» **Problem statement**:
Take each line that has the word "mapped" and return it.

» **Extracted information**:
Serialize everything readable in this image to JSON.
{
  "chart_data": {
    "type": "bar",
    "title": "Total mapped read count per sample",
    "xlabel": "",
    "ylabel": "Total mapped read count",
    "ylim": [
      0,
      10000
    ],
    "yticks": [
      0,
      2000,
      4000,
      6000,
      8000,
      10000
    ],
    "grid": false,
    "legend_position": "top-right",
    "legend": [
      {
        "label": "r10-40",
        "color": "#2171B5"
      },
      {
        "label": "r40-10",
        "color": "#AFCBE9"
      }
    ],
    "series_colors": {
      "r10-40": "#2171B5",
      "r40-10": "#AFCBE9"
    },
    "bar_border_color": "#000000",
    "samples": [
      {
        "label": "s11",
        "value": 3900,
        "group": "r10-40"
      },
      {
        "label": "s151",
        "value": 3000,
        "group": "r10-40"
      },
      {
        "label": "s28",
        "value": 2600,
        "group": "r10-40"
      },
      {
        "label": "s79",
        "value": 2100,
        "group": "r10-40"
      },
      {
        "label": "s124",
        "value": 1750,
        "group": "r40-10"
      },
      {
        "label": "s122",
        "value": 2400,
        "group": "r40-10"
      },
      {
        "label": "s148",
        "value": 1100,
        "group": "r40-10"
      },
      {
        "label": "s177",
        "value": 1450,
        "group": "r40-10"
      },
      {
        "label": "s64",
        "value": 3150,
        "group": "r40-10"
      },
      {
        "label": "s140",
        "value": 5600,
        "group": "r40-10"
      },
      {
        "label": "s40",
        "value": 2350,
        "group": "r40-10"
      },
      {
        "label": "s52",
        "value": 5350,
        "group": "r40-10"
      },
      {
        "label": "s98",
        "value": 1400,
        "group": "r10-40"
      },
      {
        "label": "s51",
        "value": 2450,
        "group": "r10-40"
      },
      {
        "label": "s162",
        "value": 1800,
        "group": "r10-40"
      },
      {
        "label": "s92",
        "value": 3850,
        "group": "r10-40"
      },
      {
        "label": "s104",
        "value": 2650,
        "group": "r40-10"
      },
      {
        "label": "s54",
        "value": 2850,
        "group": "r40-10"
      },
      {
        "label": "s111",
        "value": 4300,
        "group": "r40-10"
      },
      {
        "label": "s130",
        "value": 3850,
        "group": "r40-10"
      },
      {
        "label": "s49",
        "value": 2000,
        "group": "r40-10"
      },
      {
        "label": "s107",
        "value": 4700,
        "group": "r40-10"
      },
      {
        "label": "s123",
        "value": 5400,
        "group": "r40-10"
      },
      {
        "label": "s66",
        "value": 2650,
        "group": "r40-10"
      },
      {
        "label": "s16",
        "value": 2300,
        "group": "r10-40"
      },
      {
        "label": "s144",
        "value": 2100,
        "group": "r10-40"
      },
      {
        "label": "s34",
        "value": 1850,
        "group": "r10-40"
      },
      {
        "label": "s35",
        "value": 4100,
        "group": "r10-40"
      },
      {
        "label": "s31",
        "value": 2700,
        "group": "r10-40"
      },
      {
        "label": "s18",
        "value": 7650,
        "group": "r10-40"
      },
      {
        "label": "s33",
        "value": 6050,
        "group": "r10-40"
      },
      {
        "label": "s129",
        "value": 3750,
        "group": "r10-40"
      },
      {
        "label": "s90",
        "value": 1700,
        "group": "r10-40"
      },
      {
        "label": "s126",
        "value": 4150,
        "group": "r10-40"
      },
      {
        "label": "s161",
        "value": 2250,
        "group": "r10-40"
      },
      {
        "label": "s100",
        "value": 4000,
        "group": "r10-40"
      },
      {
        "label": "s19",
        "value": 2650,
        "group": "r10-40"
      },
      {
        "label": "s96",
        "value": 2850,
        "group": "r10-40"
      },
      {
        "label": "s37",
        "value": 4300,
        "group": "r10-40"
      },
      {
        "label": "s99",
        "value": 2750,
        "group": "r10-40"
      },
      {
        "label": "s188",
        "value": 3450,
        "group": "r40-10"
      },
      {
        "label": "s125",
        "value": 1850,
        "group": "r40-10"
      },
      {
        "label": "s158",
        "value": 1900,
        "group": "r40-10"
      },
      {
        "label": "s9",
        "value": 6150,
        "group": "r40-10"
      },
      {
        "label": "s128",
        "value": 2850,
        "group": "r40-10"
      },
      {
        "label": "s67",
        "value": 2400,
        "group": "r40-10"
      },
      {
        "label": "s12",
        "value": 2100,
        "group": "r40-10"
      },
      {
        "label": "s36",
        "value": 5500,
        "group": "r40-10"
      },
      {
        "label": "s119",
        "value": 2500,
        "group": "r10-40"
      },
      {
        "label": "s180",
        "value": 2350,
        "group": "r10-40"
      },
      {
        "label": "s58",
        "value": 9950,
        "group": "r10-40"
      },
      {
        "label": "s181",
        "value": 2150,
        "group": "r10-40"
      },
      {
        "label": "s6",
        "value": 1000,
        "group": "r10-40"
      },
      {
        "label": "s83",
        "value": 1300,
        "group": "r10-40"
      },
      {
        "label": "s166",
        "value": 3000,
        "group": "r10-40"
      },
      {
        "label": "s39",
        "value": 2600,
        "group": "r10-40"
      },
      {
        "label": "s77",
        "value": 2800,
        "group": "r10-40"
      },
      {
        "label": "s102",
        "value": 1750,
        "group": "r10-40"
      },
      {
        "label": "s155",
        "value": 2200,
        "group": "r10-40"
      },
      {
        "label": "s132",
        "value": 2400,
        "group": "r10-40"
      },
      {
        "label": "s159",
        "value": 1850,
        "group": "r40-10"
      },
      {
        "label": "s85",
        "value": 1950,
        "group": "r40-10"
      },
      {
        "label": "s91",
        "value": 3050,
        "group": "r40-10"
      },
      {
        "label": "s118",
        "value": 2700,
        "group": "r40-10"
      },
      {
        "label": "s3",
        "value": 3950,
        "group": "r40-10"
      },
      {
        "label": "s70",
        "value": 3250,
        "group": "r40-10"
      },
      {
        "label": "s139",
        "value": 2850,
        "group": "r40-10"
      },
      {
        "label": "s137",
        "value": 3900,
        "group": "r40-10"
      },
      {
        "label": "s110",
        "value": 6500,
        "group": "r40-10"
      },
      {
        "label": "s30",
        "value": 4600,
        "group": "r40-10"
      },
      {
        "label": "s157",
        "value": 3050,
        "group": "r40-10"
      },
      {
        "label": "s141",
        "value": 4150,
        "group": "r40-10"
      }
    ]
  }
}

» **Exercise answer**:
    "title": "Total mapped read count per sample",
    "ylabel": "Total mapped read count",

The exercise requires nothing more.